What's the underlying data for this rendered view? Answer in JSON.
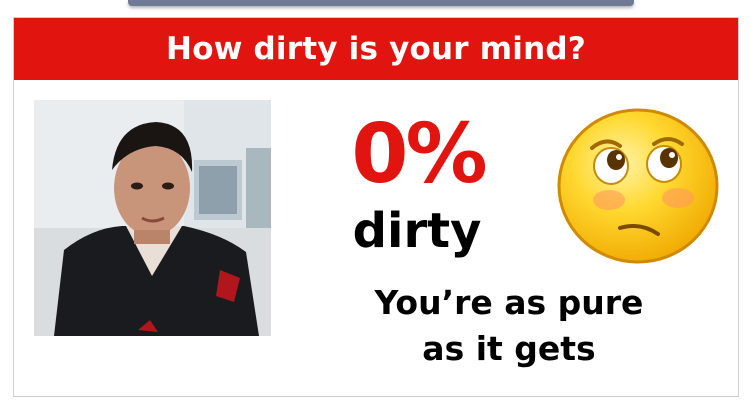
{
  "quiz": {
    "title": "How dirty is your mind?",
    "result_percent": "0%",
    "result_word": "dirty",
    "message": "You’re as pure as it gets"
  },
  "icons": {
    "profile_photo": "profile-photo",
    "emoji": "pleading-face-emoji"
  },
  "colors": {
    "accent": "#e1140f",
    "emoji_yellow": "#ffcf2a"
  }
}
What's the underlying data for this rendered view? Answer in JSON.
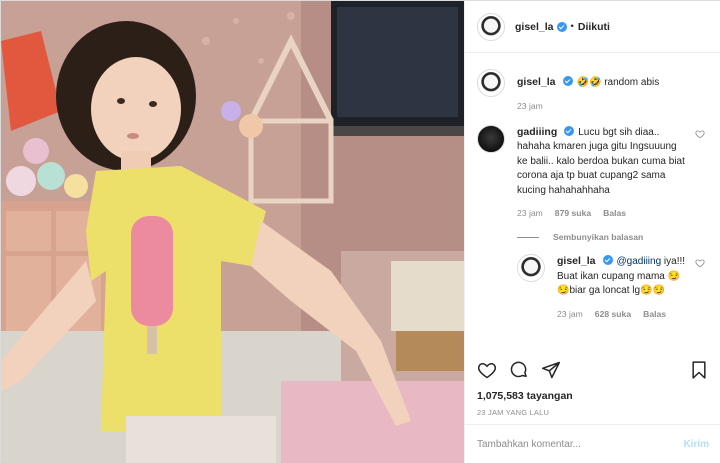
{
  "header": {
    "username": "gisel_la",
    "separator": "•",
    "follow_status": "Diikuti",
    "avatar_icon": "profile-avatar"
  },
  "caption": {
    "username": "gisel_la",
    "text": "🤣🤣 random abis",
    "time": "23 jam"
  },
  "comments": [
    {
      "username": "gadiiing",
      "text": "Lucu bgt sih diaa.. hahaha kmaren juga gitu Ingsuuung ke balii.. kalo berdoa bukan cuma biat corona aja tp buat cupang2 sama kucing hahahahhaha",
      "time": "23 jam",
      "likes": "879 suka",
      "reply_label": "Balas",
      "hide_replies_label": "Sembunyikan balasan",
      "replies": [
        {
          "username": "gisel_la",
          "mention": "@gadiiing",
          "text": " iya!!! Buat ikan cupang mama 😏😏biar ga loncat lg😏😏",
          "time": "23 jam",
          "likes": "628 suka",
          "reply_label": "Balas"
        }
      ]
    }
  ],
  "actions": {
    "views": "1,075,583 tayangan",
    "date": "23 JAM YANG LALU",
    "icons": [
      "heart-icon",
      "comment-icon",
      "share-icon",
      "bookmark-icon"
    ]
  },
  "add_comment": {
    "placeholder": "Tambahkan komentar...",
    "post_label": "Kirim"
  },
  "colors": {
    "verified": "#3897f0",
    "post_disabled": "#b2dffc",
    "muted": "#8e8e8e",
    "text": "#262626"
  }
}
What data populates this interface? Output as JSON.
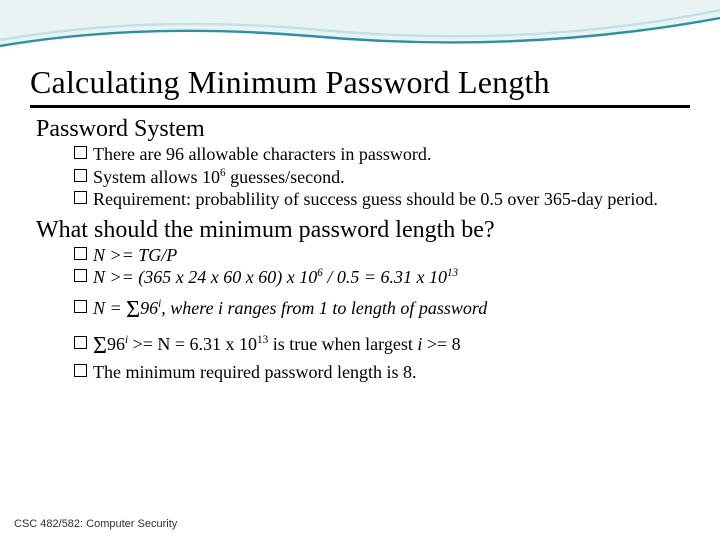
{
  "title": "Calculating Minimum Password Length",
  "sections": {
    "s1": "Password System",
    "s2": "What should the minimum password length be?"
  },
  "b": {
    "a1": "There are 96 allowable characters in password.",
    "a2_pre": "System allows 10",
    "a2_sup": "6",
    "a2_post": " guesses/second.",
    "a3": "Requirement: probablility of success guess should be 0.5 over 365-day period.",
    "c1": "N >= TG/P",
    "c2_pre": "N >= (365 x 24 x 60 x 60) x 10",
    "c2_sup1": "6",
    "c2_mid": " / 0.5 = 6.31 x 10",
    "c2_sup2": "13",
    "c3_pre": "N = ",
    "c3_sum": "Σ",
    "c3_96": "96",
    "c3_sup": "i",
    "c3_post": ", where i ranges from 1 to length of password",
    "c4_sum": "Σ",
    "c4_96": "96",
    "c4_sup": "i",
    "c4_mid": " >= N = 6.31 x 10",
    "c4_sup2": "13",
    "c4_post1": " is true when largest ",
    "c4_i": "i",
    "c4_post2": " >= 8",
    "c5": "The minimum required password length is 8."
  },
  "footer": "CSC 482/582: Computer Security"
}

## WHAT YOU ARE ASKED TO DO
Leave the pictures out, and transcribe each of the records exactly.

## RESULT OF THIS TASK
What's the underlying data for this rendered view? Answer in JSON.
{
  "quiz": {
    "title": "How dirty is your mind?",
    "result_percent": "0%",
    "result_word": "dirty",
    "message": "You’re as pure as it gets"
  },
  "icons": {
    "profile_photo": "profile-photo",
    "emoji": "pleading-face-emoji"
  },
  "colors": {
    "accent": "#e1140f",
    "emoji_yellow": "#ffcf2a"
  }
}
What's the underlying data for this rendered view? Answer in JSON.
{
  "header": {
    "username": "gisel_la",
    "separator": "•",
    "follow_status": "Diikuti",
    "avatar_icon": "profile-avatar"
  },
  "caption": {
    "username": "gisel_la",
    "text": "🤣🤣 random abis",
    "time": "23 jam"
  },
  "comments": [
    {
      "username": "gadiiing",
      "text": "Lucu bgt sih diaa.. hahaha kmaren juga gitu Ingsuuung ke balii.. kalo berdoa bukan cuma biat corona aja tp buat cupang2 sama kucing hahahahhaha",
      "time": "23 jam",
      "likes": "879 suka",
      "reply_label": "Balas",
      "hide_replies_label": "Sembunyikan balasan",
      "replies": [
        {
          "username": "gisel_la",
          "mention": "@gadiiing",
          "text": " iya!!! Buat ikan cupang mama 😏😏biar ga loncat lg😏😏",
          "time": "23 jam",
          "likes": "628 suka",
          "reply_label": "Balas"
        }
      ]
    }
  ],
  "actions": {
    "views": "1,075,583 tayangan",
    "date": "23 JAM YANG LALU",
    "icons": [
      "heart-icon",
      "comment-icon",
      "share-icon",
      "bookmark-icon"
    ]
  },
  "add_comment": {
    "placeholder": "Tambahkan komentar...",
    "post_label": "Kirim"
  },
  "colors": {
    "verified": "#3897f0",
    "post_disabled": "#b2dffc",
    "muted": "#8e8e8e",
    "text": "#262626"
  }
}
What data populates this interface? Output as JSON.
{
  "title": "Calculating Minimum Password Length",
  "sections": {
    "s1": "Password System",
    "s2": "What should the minimum password length be?"
  },
  "b": {
    "a1": "There are 96 allowable characters in password.",
    "a2_pre": "System allows 10",
    "a2_sup": "6",
    "a2_post": " guesses/second.",
    "a3": "Requirement: probablility of success guess should be 0.5 over 365-day period.",
    "c1": "N >= TG/P",
    "c2_pre": "N >= (365 x 24 x 60 x 60) x 10",
    "c2_sup1": "6",
    "c2_mid": " / 0.5 = 6.31 x 10",
    "c2_sup2": "13",
    "c3_pre": "N = ",
    "c3_sum": "Σ",
    "c3_96": "96",
    "c3_sup": "i",
    "c3_post": ", where i ranges from 1 to length of password",
    "c4_sum": "Σ",
    "c4_96": "96",
    "c4_sup": "i",
    "c4_mid": " >= N = 6.31 x 10",
    "c4_sup2": "13",
    "c4_post1": " is true when largest ",
    "c4_i": "i",
    "c4_post2": " >= 8",
    "c5": "The minimum required password length is 8."
  },
  "footer": "CSC 482/582: Computer Security"
}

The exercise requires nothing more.